**Task instructions:** Extract every line of the rows below and reproduce each one verbatim, in the original order.

**Records supplied:**
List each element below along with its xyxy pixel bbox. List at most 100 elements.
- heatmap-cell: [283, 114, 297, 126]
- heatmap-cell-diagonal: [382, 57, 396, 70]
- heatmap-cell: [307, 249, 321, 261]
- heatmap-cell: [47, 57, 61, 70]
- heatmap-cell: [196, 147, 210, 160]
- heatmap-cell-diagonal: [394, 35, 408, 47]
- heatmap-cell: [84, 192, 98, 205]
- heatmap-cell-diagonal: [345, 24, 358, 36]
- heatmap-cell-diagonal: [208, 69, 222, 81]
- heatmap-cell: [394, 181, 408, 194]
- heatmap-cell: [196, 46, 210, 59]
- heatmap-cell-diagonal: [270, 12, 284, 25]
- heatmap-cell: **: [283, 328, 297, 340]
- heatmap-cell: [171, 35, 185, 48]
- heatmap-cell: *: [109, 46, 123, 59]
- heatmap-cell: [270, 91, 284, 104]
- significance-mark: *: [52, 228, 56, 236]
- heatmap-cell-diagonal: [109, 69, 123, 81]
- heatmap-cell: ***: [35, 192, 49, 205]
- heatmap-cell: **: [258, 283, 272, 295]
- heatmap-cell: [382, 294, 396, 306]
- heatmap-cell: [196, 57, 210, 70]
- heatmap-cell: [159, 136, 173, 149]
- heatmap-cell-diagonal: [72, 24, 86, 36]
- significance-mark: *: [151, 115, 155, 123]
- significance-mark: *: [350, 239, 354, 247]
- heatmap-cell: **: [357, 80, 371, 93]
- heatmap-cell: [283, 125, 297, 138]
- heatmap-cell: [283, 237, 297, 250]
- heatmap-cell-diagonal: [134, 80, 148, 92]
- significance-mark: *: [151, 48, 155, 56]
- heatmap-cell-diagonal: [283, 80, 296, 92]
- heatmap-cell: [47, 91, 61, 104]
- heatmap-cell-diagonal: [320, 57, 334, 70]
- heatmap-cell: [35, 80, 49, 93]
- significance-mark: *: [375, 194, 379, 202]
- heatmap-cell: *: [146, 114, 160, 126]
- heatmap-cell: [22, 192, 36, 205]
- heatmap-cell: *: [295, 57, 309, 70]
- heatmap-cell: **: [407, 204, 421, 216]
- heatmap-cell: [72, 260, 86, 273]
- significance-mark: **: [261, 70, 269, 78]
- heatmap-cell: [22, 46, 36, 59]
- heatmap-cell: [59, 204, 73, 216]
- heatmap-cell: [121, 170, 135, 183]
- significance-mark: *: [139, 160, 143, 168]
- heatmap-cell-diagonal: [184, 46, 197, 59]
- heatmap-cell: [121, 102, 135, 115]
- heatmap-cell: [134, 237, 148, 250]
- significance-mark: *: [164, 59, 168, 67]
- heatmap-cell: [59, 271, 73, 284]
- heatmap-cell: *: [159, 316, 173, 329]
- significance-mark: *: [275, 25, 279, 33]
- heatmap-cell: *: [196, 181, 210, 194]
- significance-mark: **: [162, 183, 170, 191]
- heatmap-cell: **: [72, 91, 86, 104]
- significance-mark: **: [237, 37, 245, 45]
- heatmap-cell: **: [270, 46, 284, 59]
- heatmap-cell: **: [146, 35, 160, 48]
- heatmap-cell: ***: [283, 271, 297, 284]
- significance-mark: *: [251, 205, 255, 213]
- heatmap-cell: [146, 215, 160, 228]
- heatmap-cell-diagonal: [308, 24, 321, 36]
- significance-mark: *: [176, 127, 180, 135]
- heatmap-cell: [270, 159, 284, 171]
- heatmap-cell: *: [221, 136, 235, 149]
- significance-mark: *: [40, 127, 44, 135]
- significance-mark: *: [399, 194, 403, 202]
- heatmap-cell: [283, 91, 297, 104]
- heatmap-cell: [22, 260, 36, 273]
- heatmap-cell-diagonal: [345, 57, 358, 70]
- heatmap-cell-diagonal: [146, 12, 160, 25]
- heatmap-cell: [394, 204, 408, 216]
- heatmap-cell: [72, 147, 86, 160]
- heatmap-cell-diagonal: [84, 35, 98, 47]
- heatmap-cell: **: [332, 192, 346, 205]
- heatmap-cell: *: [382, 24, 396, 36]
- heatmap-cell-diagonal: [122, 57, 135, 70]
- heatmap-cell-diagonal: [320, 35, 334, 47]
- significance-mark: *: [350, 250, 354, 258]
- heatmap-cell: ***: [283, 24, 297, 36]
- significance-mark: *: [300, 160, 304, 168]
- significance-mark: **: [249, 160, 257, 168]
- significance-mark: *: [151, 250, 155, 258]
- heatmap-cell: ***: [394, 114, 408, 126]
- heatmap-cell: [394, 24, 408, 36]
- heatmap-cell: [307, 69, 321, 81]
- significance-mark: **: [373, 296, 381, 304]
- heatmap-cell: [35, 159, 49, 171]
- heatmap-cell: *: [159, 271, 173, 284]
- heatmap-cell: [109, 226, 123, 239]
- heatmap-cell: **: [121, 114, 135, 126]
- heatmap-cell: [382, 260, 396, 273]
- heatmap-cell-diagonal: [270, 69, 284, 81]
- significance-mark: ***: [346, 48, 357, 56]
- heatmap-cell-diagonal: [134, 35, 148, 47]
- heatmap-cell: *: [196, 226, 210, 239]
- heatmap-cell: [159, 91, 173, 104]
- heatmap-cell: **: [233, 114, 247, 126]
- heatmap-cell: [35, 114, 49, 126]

**Solution:**
List each element below along with its xyxy pixel bbox. List at most 100 elements.
- heatmap-cell: [283, 114, 297, 126]
- heatmap-cell-diagonal: [382, 57, 396, 70]
- heatmap-cell: [307, 249, 321, 261]
- heatmap-cell: [47, 57, 61, 70]
- heatmap-cell: [196, 147, 210, 160]
- heatmap-cell-diagonal: [394, 35, 408, 47]
- heatmap-cell: [84, 192, 98, 205]
- heatmap-cell-diagonal: [345, 24, 358, 36]
- heatmap-cell-diagonal: [208, 69, 222, 81]
- heatmap-cell: [394, 181, 408, 194]
- heatmap-cell: [196, 46, 210, 59]
- heatmap-cell-diagonal: [270, 12, 284, 25]
- heatmap-cell: **: [283, 328, 297, 340]
- heatmap-cell: [171, 35, 185, 48]
- heatmap-cell: *: [109, 46, 123, 59]
- heatmap-cell: [270, 91, 284, 104]
- significance-mark: *: [52, 228, 56, 236]
- heatmap-cell-diagonal: [109, 69, 123, 81]
- heatmap-cell: ***: [35, 192, 49, 205]
- heatmap-cell: **: [258, 283, 272, 295]
- heatmap-cell: [382, 294, 396, 306]
- heatmap-cell: [196, 57, 210, 70]
- heatmap-cell: [159, 136, 173, 149]
- heatmap-cell-diagonal: [72, 24, 86, 36]
- significance-mark: *: [151, 115, 155, 123]
- significance-mark: *: [350, 239, 354, 247]
- heatmap-cell: **: [357, 80, 371, 93]
- heatmap-cell: [283, 125, 297, 138]
- heatmap-cell: [283, 237, 297, 250]
- heatmap-cell-diagonal: [134, 80, 148, 92]
- significance-mark: *: [151, 48, 155, 56]
- heatmap-cell-diagonal: [283, 80, 296, 92]
- heatmap-cell: [47, 91, 61, 104]
- heatmap-cell-diagonal: [320, 57, 334, 70]
- heatmap-cell: [35, 80, 49, 93]
- significance-mark: *: [375, 194, 379, 202]
- heatmap-cell: *: [146, 114, 160, 126]
- heatmap-cell: [22, 192, 36, 205]
- heatmap-cell: *: [295, 57, 309, 70]
- heatmap-cell: **: [407, 204, 421, 216]
- heatmap-cell: [72, 260, 86, 273]
- significance-mark: **: [261, 70, 269, 78]
- heatmap-cell: [22, 46, 36, 59]
- heatmap-cell: [59, 204, 73, 216]
- heatmap-cell: [121, 170, 135, 183]
- significance-mark: *: [139, 160, 143, 168]
- heatmap-cell-diagonal: [184, 46, 197, 59]
- heatmap-cell: [121, 102, 135, 115]
- heatmap-cell: [134, 237, 148, 250]
- significance-mark: *: [164, 59, 168, 67]
- heatmap-cell: [59, 271, 73, 284]
- heatmap-cell: *: [159, 316, 173, 329]
- significance-mark: *: [275, 25, 279, 33]
- heatmap-cell: *: [196, 181, 210, 194]
- significance-mark: **: [162, 183, 170, 191]
- heatmap-cell: **: [72, 91, 86, 104]
- significance-mark: **: [237, 37, 245, 45]
- heatmap-cell: **: [270, 46, 284, 59]
- heatmap-cell: **: [146, 35, 160, 48]
- heatmap-cell: ***: [283, 271, 297, 284]
- significance-mark: *: [251, 205, 255, 213]
- heatmap-cell: [146, 215, 160, 228]
- heatmap-cell-diagonal: [308, 24, 321, 36]
- significance-mark: *: [176, 127, 180, 135]
- heatmap-cell: [270, 159, 284, 171]
- heatmap-cell: *: [221, 136, 235, 149]
- significance-mark: *: [40, 127, 44, 135]
- significance-mark: *: [399, 194, 403, 202]
- heatmap-cell: [283, 91, 297, 104]
- heatmap-cell: [22, 260, 36, 273]
- heatmap-cell-diagonal: [345, 57, 358, 70]
- heatmap-cell-diagonal: [146, 12, 160, 25]
- heatmap-cell: [394, 204, 408, 216]
- heatmap-cell: [72, 147, 86, 160]
- heatmap-cell-diagonal: [84, 35, 98, 47]
- heatmap-cell: **: [332, 192, 346, 205]
- heatmap-cell: *: [382, 24, 396, 36]
- heatmap-cell-diagonal: [122, 57, 135, 70]
- heatmap-cell-diagonal: [320, 35, 334, 47]
- significance-mark: *: [350, 250, 354, 258]
- heatmap-cell: ***: [283, 24, 297, 36]
- significance-mark: *: [300, 160, 304, 168]
- significance-mark: **: [249, 160, 257, 168]
- significance-mark: *: [151, 250, 155, 258]
- heatmap-cell: ***: [394, 114, 408, 126]
- heatmap-cell: [394, 24, 408, 36]
- heatmap-cell: [307, 69, 321, 81]
- significance-mark: **: [373, 296, 381, 304]
- heatmap-cell: [35, 159, 49, 171]
- heatmap-cell: *: [159, 271, 173, 284]
- heatmap-cell: [109, 226, 123, 239]
- heatmap-cell: **: [121, 114, 135, 126]
- heatmap-cell: [382, 260, 396, 273]
- heatmap-cell-diagonal: [270, 69, 284, 81]
- significance-mark: ***: [346, 48, 357, 56]
- heatmap-cell-diagonal: [134, 35, 148, 47]
- heatmap-cell: *: [196, 226, 210, 239]
- heatmap-cell: [159, 91, 173, 104]
- heatmap-cell: **: [233, 114, 247, 126]
- heatmap-cell: [35, 114, 49, 126]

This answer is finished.